Each line below is to be written out in full, exactly as shown.

-- Start Entries --

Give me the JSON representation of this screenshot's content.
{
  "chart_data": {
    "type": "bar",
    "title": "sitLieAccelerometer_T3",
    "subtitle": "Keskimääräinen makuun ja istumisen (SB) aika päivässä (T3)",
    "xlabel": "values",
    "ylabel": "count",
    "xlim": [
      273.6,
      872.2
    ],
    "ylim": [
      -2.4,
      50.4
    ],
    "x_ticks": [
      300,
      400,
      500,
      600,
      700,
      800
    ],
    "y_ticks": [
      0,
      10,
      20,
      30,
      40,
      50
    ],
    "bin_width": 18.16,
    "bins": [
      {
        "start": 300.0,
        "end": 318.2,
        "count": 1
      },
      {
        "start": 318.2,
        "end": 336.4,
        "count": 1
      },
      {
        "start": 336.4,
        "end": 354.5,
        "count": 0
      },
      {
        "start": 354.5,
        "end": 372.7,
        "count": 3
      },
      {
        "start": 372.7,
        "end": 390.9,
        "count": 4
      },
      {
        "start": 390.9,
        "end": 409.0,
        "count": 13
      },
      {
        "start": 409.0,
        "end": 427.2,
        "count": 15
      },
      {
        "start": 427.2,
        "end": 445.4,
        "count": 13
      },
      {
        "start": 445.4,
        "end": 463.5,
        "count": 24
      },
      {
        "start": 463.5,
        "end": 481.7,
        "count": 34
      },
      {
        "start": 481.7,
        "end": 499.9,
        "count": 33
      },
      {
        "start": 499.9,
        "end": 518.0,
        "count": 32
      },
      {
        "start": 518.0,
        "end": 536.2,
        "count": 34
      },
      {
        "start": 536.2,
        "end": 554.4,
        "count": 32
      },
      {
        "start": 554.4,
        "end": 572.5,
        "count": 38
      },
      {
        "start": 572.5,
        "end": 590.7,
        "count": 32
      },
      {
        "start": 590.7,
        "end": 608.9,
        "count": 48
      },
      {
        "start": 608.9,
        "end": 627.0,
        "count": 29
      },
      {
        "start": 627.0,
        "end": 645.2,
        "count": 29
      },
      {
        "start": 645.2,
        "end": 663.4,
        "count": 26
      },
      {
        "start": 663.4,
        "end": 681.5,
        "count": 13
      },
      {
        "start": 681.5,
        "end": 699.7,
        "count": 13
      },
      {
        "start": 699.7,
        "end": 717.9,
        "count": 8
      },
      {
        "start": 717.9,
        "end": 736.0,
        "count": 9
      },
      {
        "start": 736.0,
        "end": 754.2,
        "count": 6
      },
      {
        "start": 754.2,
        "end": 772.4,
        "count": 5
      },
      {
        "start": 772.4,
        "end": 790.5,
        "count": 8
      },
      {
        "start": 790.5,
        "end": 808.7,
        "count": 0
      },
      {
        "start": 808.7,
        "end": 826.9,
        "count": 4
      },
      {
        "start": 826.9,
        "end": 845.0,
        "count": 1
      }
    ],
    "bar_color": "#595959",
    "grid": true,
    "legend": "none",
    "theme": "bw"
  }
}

-- End Entries --

§ **Full response**:
Give me the JSON representation of this screenshot's content.
{
  "chart_data": {
    "type": "bar",
    "title": "sitLieAccelerometer_T3",
    "subtitle": "Keskimääräinen makuun ja istumisen (SB) aika päivässä (T3)",
    "xlabel": "values",
    "ylabel": "count",
    "xlim": [
      273.6,
      872.2
    ],
    "ylim": [
      -2.4,
      50.4
    ],
    "x_ticks": [
      300,
      400,
      500,
      600,
      700,
      800
    ],
    "y_ticks": [
      0,
      10,
      20,
      30,
      40,
      50
    ],
    "bin_width": 18.16,
    "bins": [
      {
        "start": 300.0,
        "end": 318.2,
        "count": 1
      },
      {
        "start": 318.2,
        "end": 336.4,
        "count": 1
      },
      {
        "start": 336.4,
        "end": 354.5,
        "count": 0
      },
      {
        "start": 354.5,
        "end": 372.7,
        "count": 3
      },
      {
        "start": 372.7,
        "end": 390.9,
        "count": 4
      },
      {
        "start": 390.9,
        "end": 409.0,
        "count": 13
      },
      {
        "start": 409.0,
        "end": 427.2,
        "count": 15
      },
      {
        "start": 427.2,
        "end": 445.4,
        "count": 13
      },
      {
        "start": 445.4,
        "end": 463.5,
        "count": 24
      },
      {
        "start": 463.5,
        "end": 481.7,
        "count": 34
      },
      {
        "start": 481.7,
        "end": 499.9,
        "count": 33
      },
      {
        "start": 499.9,
        "end": 518.0,
        "count": 32
      },
      {
        "start": 518.0,
        "end": 536.2,
        "count": 34
      },
      {
        "start": 536.2,
        "end": 554.4,
        "count": 32
      },
      {
        "start": 554.4,
        "end": 572.5,
        "count": 38
      },
      {
        "start": 572.5,
        "end": 590.7,
        "count": 32
      },
      {
        "start": 590.7,
        "end": 608.9,
        "count": 48
      },
      {
        "start": 608.9,
        "end": 627.0,
        "count": 29
      },
      {
        "start": 627.0,
        "end": 645.2,
        "count": 29
      },
      {
        "start": 645.2,
        "end": 663.4,
        "count": 26
      },
      {
        "start": 663.4,
        "end": 681.5,
        "count": 13
      },
      {
        "start": 681.5,
        "end": 699.7,
        "count": 13
      },
      {
        "start": 699.7,
        "end": 717.9,
        "count": 8
      },
      {
        "start": 717.9,
        "end": 736.0,
        "count": 9
      },
      {
        "start": 736.0,
        "end": 754.2,
        "count": 6
      },
      {
        "start": 754.2,
        "end": 772.4,
        "count": 5
      },
      {
        "start": 772.4,
        "end": 790.5,
        "count": 8
      },
      {
        "start": 790.5,
        "end": 808.7,
        "count": 0
      },
      {
        "start": 808.7,
        "end": 826.9,
        "count": 4
      },
      {
        "start": 826.9,
        "end": 845.0,
        "count": 1
      }
    ],
    "bar_color": "#595959",
    "grid": true,
    "legend": "none",
    "theme": "bw"
  }
}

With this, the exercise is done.